Coordinate annotation records:
+-------+
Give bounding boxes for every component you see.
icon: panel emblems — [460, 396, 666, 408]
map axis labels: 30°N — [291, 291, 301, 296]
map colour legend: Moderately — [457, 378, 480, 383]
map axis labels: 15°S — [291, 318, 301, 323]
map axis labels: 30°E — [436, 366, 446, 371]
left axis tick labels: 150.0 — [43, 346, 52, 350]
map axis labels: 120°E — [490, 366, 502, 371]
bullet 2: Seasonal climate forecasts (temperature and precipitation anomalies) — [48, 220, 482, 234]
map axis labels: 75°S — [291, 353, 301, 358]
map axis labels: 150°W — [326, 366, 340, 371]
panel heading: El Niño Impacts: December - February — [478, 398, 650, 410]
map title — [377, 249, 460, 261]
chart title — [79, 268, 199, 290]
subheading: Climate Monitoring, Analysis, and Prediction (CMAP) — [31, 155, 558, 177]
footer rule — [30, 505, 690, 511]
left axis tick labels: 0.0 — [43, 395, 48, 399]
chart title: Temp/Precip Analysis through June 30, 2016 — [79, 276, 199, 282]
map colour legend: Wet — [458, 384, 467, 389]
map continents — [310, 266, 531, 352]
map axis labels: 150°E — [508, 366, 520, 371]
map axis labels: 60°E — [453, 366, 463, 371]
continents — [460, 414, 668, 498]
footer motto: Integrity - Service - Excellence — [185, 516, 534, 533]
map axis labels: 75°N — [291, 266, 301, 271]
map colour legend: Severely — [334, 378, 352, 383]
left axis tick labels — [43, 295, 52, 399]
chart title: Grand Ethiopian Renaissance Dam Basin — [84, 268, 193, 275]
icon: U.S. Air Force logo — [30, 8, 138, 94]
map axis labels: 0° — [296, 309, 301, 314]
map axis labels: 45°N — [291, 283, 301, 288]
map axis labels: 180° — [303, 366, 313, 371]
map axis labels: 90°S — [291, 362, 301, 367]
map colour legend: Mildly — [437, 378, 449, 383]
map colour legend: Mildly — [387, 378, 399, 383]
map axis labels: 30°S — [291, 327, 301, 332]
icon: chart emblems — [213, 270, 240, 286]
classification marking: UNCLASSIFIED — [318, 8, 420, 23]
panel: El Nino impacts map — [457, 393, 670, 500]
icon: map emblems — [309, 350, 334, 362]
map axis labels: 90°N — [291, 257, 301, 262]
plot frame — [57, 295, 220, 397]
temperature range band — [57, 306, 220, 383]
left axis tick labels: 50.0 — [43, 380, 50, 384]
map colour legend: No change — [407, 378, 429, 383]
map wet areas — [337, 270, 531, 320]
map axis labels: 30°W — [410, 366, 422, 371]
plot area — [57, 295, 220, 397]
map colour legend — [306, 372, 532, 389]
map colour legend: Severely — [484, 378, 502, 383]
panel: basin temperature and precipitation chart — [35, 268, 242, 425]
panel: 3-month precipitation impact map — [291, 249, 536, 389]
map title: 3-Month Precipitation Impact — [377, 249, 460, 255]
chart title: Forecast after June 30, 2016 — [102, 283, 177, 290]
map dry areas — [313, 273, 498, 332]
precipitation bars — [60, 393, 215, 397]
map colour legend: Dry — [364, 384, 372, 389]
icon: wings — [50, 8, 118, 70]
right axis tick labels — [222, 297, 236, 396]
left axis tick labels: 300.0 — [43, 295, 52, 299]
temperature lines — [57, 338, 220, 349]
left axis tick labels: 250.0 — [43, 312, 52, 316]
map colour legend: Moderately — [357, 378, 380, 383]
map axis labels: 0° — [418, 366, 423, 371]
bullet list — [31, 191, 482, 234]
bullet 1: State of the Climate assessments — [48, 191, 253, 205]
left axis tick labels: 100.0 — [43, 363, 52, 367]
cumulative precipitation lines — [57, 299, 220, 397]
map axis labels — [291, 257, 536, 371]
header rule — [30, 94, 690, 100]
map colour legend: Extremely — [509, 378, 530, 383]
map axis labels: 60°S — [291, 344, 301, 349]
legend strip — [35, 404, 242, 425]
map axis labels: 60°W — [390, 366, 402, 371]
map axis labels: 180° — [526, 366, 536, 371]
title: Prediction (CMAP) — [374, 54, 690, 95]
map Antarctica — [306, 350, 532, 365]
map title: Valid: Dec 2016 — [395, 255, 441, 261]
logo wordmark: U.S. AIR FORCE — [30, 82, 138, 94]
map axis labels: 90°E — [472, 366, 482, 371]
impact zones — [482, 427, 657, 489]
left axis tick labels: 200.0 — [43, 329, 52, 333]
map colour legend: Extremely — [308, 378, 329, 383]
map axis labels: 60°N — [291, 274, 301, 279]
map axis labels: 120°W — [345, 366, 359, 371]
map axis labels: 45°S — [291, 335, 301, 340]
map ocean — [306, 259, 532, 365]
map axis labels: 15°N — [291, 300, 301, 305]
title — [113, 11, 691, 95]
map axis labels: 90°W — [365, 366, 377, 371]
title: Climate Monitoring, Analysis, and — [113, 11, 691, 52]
+-------+
Task details: Rewrite the lines above, changing every "map colour legend" to "map color legend" and leaving everything else as it is.

Result for this task:
Give bounding boxes for every component you see.
icon: panel emblems — [460, 396, 666, 408]
map axis labels: 30°N — [291, 291, 301, 296]
map color legend: Moderately — [457, 378, 480, 383]
map axis labels: 15°S — [291, 318, 301, 323]
map axis labels: 30°E — [436, 366, 446, 371]
left axis tick labels: 150.0 — [43, 346, 52, 350]
map axis labels: 120°E — [490, 366, 502, 371]
bullet 2: Seasonal climate forecasts (temperature and precipitation anomalies) — [48, 220, 482, 234]
map axis labels: 75°S — [291, 353, 301, 358]
map axis labels: 150°W — [326, 366, 340, 371]
panel heading: El Niño Impacts: December - February — [478, 398, 650, 410]
map title — [377, 249, 460, 261]
chart title — [79, 268, 199, 290]
subheading: Climate Monitoring, Analysis, and Prediction (CMAP) — [31, 155, 558, 177]
footer rule — [30, 505, 690, 511]
left axis tick labels: 0.0 — [43, 395, 48, 399]
chart title: Temp/Precip Analysis through June 30, 2016 — [79, 276, 199, 282]
map color legend: Wet — [458, 384, 467, 389]
map continents — [310, 266, 531, 352]
map axis labels: 150°E — [508, 366, 520, 371]
map axis labels: 60°E — [453, 366, 463, 371]
continents — [460, 414, 668, 498]
footer motto: Integrity - Service - Excellence — [185, 516, 534, 533]
map axis labels: 75°N — [291, 266, 301, 271]
map color legend: Severely — [334, 378, 352, 383]
left axis tick labels — [43, 295, 52, 399]
chart title: Grand Ethiopian Renaissance Dam Basin — [84, 268, 193, 275]
icon: U.S. Air Force logo — [30, 8, 138, 94]
map axis labels: 0° — [296, 309, 301, 314]
map axis labels: 45°N — [291, 283, 301, 288]
map axis labels: 180° — [303, 366, 313, 371]
map axis labels: 90°S — [291, 362, 301, 367]
map color legend: Mildly — [437, 378, 449, 383]
map color legend: Mildly — [387, 378, 399, 383]
map axis labels: 30°S — [291, 327, 301, 332]
icon: chart emblems — [213, 270, 240, 286]
classification marking: UNCLASSIFIED — [318, 8, 420, 23]
panel: El Nino impacts map — [457, 393, 670, 500]
icon: map emblems — [309, 350, 334, 362]
map axis labels: 90°N — [291, 257, 301, 262]
plot frame — [57, 295, 220, 397]
temperature range band — [57, 306, 220, 383]
left axis tick labels: 50.0 — [43, 380, 50, 384]
map color legend: No change — [407, 378, 429, 383]
map wet areas — [337, 270, 531, 320]
map axis labels: 30°W — [410, 366, 422, 371]
plot area — [57, 295, 220, 397]
map color legend — [306, 372, 532, 389]
map color legend: Severely — [484, 378, 502, 383]
panel: basin temperature and precipitation chart — [35, 268, 242, 425]
panel: 3-month precipitation impact map — [291, 249, 536, 389]
map title: 3-Month Precipitation Impact — [377, 249, 460, 255]
chart title: Forecast after June 30, 2016 — [102, 283, 177, 290]
map dry areas — [313, 273, 498, 332]
precipitation bars — [60, 393, 215, 397]
map color legend: Dry — [364, 384, 372, 389]
icon: wings — [50, 8, 118, 70]
right axis tick labels — [222, 297, 236, 396]
left axis tick labels: 300.0 — [43, 295, 52, 299]
temperature lines — [57, 338, 220, 349]
left axis tick labels: 250.0 — [43, 312, 52, 316]
map color legend: Moderately — [357, 378, 380, 383]
map axis labels: 0° — [418, 366, 423, 371]
bullet list — [31, 191, 482, 234]
bullet 1: State of the Climate assessments — [48, 191, 253, 205]
left axis tick labels: 100.0 — [43, 363, 52, 367]
cumulative precipitation lines — [57, 299, 220, 397]
map axis labels — [291, 257, 536, 371]
header rule — [30, 94, 690, 100]
map color legend: Extremely — [509, 378, 530, 383]
map axis labels: 60°S — [291, 344, 301, 349]
legend strip — [35, 404, 242, 425]
map axis labels: 60°W — [390, 366, 402, 371]
map axis labels: 180° — [526, 366, 536, 371]
title: Prediction (CMAP) — [374, 54, 690, 95]
map Antarctica — [306, 350, 532, 365]
map title: Valid: Dec 2016 — [395, 255, 441, 261]
logo wordmark: U.S. AIR FORCE — [30, 82, 138, 94]
map axis labels: 90°E — [472, 366, 482, 371]
impact zones — [482, 427, 657, 489]
left axis tick labels: 200.0 — [43, 329, 52, 333]
map color legend: Extremely — [308, 378, 329, 383]
map axis labels: 60°N — [291, 274, 301, 279]
map axis labels: 120°W — [345, 366, 359, 371]
map axis labels: 45°S — [291, 335, 301, 340]
map ocean — [306, 259, 532, 365]
map axis labels: 15°N — [291, 300, 301, 305]
title — [113, 11, 691, 95]
map axis labels: 90°W — [365, 366, 377, 371]
title: Climate Monitoring, Analysis, and — [113, 11, 691, 52]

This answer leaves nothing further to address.